[Element and coordinate items]
☆ ☆ ☆

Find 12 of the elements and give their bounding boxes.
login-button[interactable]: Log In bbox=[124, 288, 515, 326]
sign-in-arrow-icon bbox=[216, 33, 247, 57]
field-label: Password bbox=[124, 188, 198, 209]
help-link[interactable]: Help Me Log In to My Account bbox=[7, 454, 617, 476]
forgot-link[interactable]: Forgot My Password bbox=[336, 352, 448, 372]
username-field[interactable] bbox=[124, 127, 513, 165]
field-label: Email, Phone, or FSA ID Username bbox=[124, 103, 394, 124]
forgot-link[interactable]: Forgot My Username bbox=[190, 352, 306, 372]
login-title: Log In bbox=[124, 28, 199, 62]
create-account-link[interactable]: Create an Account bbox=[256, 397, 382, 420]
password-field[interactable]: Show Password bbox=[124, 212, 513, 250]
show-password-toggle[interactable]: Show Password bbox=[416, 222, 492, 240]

☆ ☆ ☆

[Short problem] Reproduce every line of the items above without changing any character.

[The response]
Find 12 of the elements and give their bounding boxes.
login-button[interactable]: Log In bbox=[124, 288, 515, 326]
sign-in-arrow-icon bbox=[216, 33, 247, 57]
field-label: Password bbox=[124, 188, 198, 209]
help-link[interactable]: Help Me Log In to My Account bbox=[7, 454, 617, 476]
forgot-link[interactable]: Forgot My Password bbox=[336, 352, 448, 372]
username-field[interactable] bbox=[124, 127, 513, 165]
field-label: Email, Phone, or FSA ID Username bbox=[124, 103, 394, 124]
forgot-link[interactable]: Forgot My Username bbox=[190, 352, 306, 372]
login-title: Log In bbox=[124, 28, 199, 62]
create-account-link[interactable]: Create an Account bbox=[256, 397, 382, 420]
password-field[interactable]: Show Password bbox=[124, 212, 513, 250]
show-password-toggle[interactable]: Show Password bbox=[416, 222, 492, 240]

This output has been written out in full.